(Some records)
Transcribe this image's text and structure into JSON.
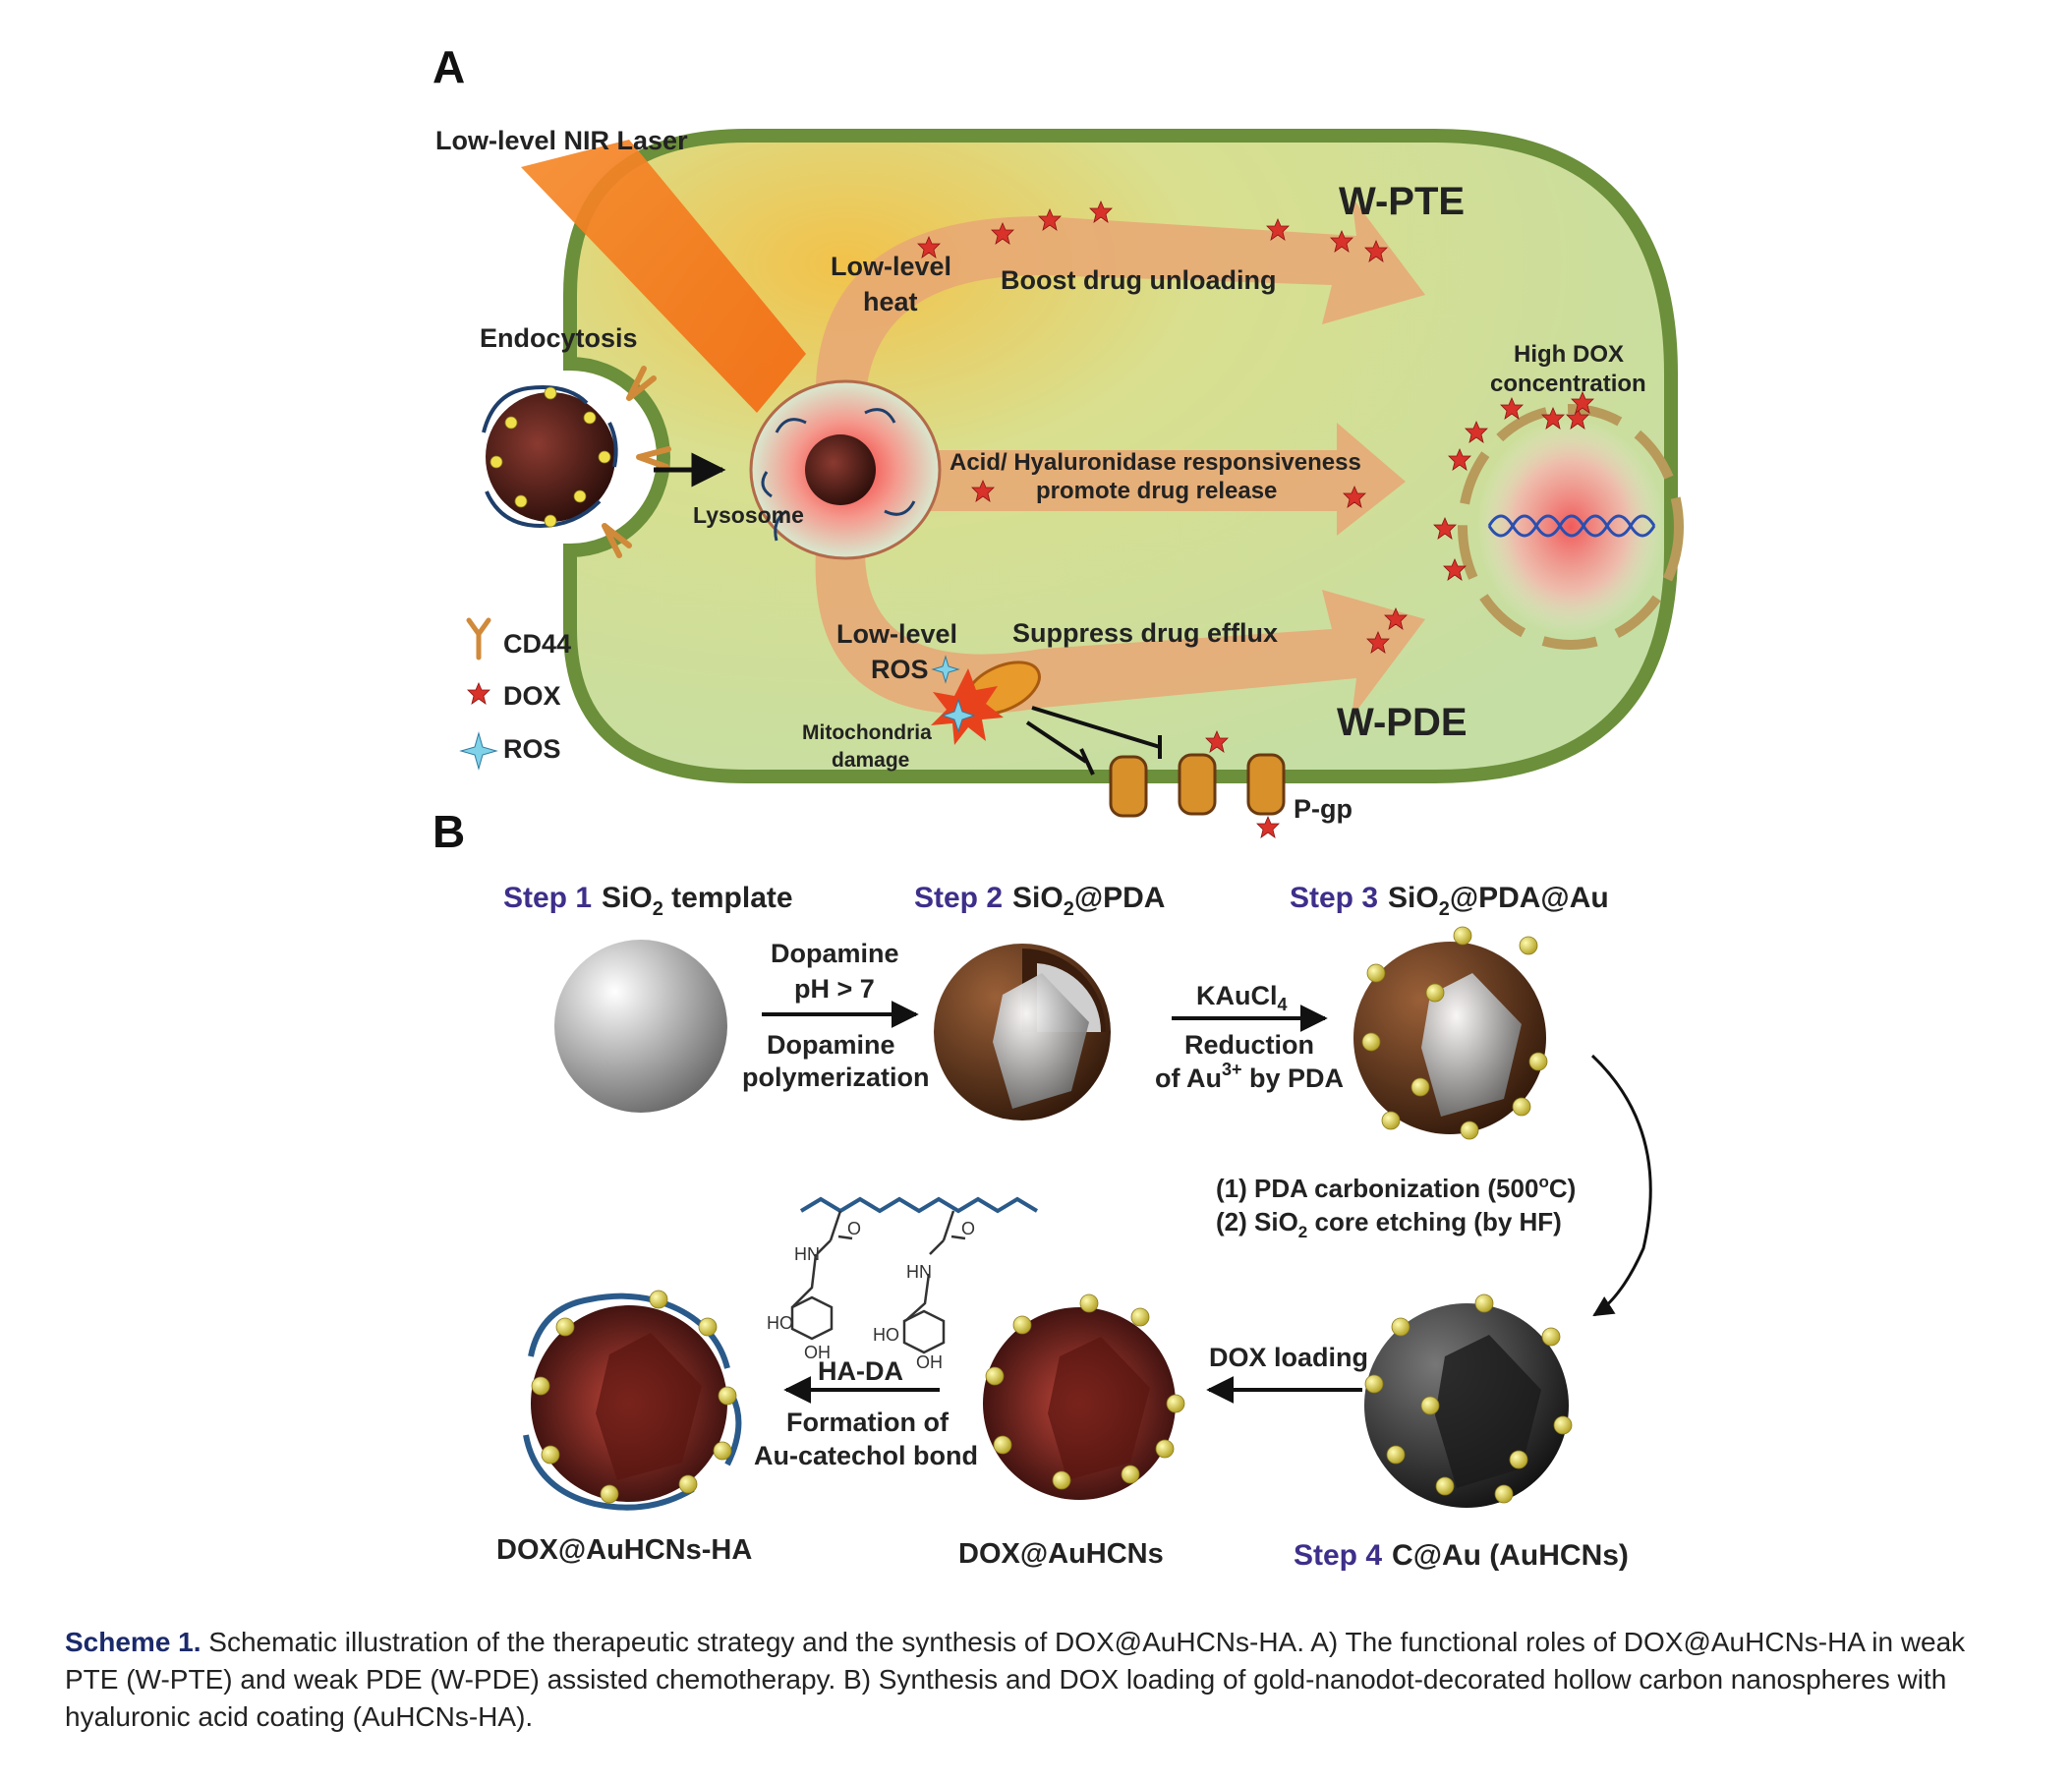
{
  "panel_a": {
    "label": "A",
    "laser": "Low-level NIR Laser",
    "w_pte": "W-PTE",
    "w_pde": "W-PDE",
    "endocytosis": "Endocytosis",
    "lysosome": "Lysosome",
    "low_level_heat_1": "Low-level",
    "low_level_heat_2": "heat",
    "boost": "Boost drug unloading",
    "acid_1": "Acid/ Hyaluronidase responsiveness",
    "acid_2": "promote drug release",
    "high_dox_1": "High DOX",
    "high_dox_2": "concentration",
    "ros_1": "Low-level",
    "ros_2": "ROS",
    "suppress": "Suppress drug efflux",
    "mito_1": "Mitochondria",
    "mito_2": "damage",
    "pgp": "P-gp",
    "legend": {
      "cd44": "CD44",
      "dox": "DOX",
      "ros": "ROS"
    }
  },
  "panel_b": {
    "label": "B",
    "step1_prefix": "Step 1",
    "step1_name": "SiO",
    "step1_sub": "2",
    "step1_rest": " template",
    "step2_prefix": "Step 2",
    "step2_name": "SiO",
    "step2_sub": "2",
    "step2_rest": "@PDA",
    "step3_prefix": "Step 3",
    "step3_name": "SiO",
    "step3_sub": "2",
    "step3_rest": "@PDA@Au",
    "step4_prefix": "Step 4",
    "step4_name": "C@Au (AuHCNs)",
    "arrow1_top1": "Dopamine",
    "arrow1_top2": "pH > 7",
    "arrow1_bot1": "Dopamine",
    "arrow1_bot2": "polymerization",
    "arrow2_top": "KAuCl",
    "arrow2_top_sub": "4",
    "arrow2_bot1": "Reduction",
    "arrow2_bot2": "of Au",
    "arrow2_bot2_sup": "3+",
    "arrow2_bot2_rest": " by PDA",
    "arrow3_l1": "(1) PDA carbonization (500",
    "arrow3_l1_sup": "o",
    "arrow3_l1_rest": "C)",
    "arrow3_l2a": "(2) SiO",
    "arrow3_l2_sub": "2",
    "arrow3_l2b": " core etching (by HF)",
    "arrow4": "DOX loading",
    "arrow5_top": "HA-DA",
    "arrow5_bot1": "Formation of",
    "arrow5_bot2": "Au-catechol bond",
    "product_dox": "DOX@AuHCNs",
    "product_final": "DOX@AuHCNs-HA",
    "chem": {
      "hn": "HN",
      "o": "O",
      "ho": "HO",
      "oh": "OH"
    }
  },
  "caption": {
    "label": "Scheme 1.",
    "text": " Schematic illustration of the therapeutic strategy and the synthesis of DOX@AuHCNs-HA. A) The functional roles of DOX@AuHCNs-HA in weak PTE (W-PTE) and weak PDE (W-PDE) assisted chemotherapy. B) Synthesis and DOX loading of gold-nanodot-decorated hollow carbon nanospheres with hyaluronic acid coating (AuHCNs-HA)."
  },
  "colors": {
    "cell_fill": "#cfe3a6",
    "cell_border": "#6b8f3a",
    "arrow": "#e8a774",
    "laser": "#f47a20",
    "dox": "#d8322a",
    "step_label": "#3d2f8a",
    "gold": "#e0d24a"
  }
}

- **EXERCISE**
Every entry should be returned exactly as written, minus the pictures.

- **CORRECT RESULT**
Transcribe this image's text and structure into JSON.
{
  "panel_a": {
    "label": "A",
    "laser": "Low-level NIR Laser",
    "w_pte": "W-PTE",
    "w_pde": "W-PDE",
    "endocytosis": "Endocytosis",
    "lysosome": "Lysosome",
    "low_level_heat_1": "Low-level",
    "low_level_heat_2": "heat",
    "boost": "Boost drug unloading",
    "acid_1": "Acid/ Hyaluronidase responsiveness",
    "acid_2": "promote drug release",
    "high_dox_1": "High DOX",
    "high_dox_2": "concentration",
    "ros_1": "Low-level",
    "ros_2": "ROS",
    "suppress": "Suppress drug efflux",
    "mito_1": "Mitochondria",
    "mito_2": "damage",
    "pgp": "P-gp",
    "legend": {
      "cd44": "CD44",
      "dox": "DOX",
      "ros": "ROS"
    }
  },
  "panel_b": {
    "label": "B",
    "step1_prefix": "Step 1",
    "step1_name": "SiO",
    "step1_sub": "2",
    "step1_rest": " template",
    "step2_prefix": "Step 2",
    "step2_name": "SiO",
    "step2_sub": "2",
    "step2_rest": "@PDA",
    "step3_prefix": "Step 3",
    "step3_name": "SiO",
    "step3_sub": "2",
    "step3_rest": "@PDA@Au",
    "step4_prefix": "Step 4",
    "step4_name": "C@Au (AuHCNs)",
    "arrow1_top1": "Dopamine",
    "arrow1_top2": "pH > 7",
    "arrow1_bot1": "Dopamine",
    "arrow1_bot2": "polymerization",
    "arrow2_top": "KAuCl",
    "arrow2_top_sub": "4",
    "arrow2_bot1": "Reduction",
    "arrow2_bot2": "of Au",
    "arrow2_bot2_sup": "3+",
    "arrow2_bot2_rest": " by PDA",
    "arrow3_l1": "(1) PDA carbonization (500",
    "arrow3_l1_sup": "o",
    "arrow3_l1_rest": "C)",
    "arrow3_l2a": "(2) SiO",
    "arrow3_l2_sub": "2",
    "arrow3_l2b": " core etching (by HF)",
    "arrow4": "DOX loading",
    "arrow5_top": "HA-DA",
    "arrow5_bot1": "Formation of",
    "arrow5_bot2": "Au-catechol bond",
    "product_dox": "DOX@AuHCNs",
    "product_final": "DOX@AuHCNs-HA",
    "chem": {
      "hn": "HN",
      "o": "O",
      "ho": "HO",
      "oh": "OH"
    }
  },
  "caption": {
    "label": "Scheme 1.",
    "text": " Schematic illustration of the therapeutic strategy and the synthesis of DOX@AuHCNs-HA. A) The functional roles of DOX@AuHCNs-HA in weak PTE (W-PTE) and weak PDE (W-PDE) assisted chemotherapy. B) Synthesis and DOX loading of gold-nanodot-decorated hollow carbon nanospheres with hyaluronic acid coating (AuHCNs-HA)."
  },
  "colors": {
    "cell_fill": "#cfe3a6",
    "cell_border": "#6b8f3a",
    "arrow": "#e8a774",
    "laser": "#f47a20",
    "dox": "#d8322a",
    "step_label": "#3d2f8a",
    "gold": "#e0d24a"
  }
}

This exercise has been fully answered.